[EXERCISE]: Below are some records. Pull every line that contains the word "wildfire".

[WORKING DATA]:
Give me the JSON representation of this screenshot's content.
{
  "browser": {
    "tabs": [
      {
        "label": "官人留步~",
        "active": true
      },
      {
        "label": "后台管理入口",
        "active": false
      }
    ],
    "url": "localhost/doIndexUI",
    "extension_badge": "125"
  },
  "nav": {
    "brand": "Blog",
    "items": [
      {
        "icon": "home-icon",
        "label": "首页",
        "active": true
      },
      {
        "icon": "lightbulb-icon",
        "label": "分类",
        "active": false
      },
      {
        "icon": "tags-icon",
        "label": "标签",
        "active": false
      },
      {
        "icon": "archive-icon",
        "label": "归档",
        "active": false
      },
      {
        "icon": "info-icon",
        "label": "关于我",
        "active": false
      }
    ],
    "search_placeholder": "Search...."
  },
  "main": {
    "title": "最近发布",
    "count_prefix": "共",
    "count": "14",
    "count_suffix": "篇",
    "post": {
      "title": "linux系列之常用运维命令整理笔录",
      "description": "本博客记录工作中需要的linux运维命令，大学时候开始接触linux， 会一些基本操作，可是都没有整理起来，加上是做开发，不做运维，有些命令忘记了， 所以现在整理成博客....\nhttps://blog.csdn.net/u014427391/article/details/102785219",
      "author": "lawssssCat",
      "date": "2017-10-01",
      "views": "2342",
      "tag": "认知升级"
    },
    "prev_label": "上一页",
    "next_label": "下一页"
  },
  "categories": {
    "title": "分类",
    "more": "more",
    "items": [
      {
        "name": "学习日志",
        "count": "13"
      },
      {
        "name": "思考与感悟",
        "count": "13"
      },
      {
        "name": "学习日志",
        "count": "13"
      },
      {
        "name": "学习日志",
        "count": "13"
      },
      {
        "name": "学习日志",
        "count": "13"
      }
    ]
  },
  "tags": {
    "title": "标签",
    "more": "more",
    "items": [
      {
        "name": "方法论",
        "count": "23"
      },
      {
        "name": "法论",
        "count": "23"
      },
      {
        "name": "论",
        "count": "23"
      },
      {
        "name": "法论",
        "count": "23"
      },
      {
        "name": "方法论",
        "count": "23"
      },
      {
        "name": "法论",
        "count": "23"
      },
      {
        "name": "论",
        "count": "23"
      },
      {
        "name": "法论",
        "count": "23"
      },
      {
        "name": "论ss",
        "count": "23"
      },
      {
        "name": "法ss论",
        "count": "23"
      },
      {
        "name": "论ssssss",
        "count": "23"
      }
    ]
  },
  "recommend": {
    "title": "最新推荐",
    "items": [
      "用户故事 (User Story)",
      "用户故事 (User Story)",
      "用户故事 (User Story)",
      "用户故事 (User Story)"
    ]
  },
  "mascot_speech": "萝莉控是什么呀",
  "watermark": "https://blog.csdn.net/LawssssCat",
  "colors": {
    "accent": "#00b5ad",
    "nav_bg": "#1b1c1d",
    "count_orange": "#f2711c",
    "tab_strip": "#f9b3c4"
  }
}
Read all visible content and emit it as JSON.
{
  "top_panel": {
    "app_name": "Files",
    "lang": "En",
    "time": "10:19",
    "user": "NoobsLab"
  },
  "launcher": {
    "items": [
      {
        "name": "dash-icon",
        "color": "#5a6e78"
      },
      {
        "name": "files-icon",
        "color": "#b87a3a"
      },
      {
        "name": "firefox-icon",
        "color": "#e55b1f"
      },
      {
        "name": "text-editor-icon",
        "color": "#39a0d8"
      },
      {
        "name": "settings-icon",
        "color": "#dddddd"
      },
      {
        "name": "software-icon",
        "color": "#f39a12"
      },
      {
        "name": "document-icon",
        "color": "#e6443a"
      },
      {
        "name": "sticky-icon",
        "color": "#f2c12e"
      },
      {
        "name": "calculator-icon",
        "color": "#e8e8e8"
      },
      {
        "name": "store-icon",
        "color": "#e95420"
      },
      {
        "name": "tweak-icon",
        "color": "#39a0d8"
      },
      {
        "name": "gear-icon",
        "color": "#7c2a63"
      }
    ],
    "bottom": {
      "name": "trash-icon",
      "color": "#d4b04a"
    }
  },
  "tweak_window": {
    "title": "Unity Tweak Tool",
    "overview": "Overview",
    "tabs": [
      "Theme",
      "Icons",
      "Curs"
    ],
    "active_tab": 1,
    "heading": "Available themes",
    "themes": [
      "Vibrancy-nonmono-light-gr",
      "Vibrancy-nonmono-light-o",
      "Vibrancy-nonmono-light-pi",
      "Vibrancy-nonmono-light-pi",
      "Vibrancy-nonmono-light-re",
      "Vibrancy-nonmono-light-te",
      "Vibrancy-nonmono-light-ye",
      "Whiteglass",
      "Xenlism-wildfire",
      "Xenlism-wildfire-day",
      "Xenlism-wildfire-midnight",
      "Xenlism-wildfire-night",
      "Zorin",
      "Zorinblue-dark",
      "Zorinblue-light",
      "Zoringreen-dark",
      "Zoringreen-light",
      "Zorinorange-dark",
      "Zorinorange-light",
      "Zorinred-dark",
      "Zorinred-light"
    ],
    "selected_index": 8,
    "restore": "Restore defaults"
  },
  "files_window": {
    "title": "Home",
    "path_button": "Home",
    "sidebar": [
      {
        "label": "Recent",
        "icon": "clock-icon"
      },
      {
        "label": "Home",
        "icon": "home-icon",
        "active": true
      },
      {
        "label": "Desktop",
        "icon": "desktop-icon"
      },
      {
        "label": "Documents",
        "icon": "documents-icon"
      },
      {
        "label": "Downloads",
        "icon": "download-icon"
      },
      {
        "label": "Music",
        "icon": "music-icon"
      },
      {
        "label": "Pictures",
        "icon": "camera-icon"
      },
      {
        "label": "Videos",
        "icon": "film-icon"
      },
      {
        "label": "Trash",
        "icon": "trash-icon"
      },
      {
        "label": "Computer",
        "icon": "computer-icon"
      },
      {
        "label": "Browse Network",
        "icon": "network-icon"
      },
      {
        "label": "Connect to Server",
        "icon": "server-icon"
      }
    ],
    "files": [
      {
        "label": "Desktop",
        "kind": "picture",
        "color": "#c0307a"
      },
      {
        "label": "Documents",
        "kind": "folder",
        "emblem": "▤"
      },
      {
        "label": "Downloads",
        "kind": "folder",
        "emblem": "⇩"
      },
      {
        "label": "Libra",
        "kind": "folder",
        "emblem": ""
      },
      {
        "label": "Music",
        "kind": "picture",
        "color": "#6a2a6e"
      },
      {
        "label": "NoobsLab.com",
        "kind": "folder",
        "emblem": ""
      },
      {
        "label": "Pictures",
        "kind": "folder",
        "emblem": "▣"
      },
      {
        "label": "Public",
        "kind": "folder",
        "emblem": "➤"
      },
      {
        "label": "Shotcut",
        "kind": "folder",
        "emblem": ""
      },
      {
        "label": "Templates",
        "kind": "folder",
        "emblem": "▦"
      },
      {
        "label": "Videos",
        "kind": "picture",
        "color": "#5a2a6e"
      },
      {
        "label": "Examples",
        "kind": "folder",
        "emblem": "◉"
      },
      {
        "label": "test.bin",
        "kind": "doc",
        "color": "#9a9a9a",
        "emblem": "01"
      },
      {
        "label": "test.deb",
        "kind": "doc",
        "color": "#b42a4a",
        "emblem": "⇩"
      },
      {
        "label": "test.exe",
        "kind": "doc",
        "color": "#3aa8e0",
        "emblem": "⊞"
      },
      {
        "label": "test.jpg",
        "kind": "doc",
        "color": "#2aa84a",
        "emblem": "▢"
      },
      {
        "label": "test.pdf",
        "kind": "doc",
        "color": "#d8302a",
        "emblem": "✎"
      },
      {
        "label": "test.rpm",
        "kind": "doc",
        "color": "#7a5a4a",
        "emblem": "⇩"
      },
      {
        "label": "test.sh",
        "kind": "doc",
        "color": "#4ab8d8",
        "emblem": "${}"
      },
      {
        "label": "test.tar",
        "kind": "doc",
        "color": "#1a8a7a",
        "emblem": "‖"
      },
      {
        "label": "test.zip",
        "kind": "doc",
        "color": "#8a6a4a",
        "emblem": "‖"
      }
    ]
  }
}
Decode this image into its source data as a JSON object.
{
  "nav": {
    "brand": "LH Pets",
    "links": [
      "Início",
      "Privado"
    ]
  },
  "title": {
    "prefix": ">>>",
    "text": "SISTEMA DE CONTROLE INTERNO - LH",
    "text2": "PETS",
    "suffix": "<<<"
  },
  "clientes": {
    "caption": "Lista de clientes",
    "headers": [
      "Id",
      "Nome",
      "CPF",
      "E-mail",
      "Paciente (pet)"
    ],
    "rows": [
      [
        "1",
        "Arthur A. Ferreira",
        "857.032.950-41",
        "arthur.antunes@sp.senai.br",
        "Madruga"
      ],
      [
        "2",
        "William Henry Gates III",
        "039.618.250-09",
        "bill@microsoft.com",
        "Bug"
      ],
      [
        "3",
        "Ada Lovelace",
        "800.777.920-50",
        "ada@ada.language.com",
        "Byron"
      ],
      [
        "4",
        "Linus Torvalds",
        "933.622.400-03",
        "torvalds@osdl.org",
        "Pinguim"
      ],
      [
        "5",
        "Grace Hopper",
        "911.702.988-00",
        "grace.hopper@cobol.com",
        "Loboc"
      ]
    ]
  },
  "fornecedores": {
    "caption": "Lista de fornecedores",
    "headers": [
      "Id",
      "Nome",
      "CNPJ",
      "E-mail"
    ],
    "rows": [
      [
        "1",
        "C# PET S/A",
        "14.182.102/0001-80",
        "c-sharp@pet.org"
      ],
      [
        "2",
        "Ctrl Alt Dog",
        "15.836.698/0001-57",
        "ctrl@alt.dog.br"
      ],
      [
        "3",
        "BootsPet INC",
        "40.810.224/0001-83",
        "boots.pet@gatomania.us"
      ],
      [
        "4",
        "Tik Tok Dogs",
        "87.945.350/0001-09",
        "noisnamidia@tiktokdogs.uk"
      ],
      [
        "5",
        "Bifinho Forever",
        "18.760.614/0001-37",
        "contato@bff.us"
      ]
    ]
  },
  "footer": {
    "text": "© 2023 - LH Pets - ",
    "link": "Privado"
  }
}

[EXERCISE SOLUTION]:
      "Xenlism-wildfire",
      "Xenlism-wildfire-day",
      "Xenlism-wildfire-midnight",
      "Xenlism-wildfire-night",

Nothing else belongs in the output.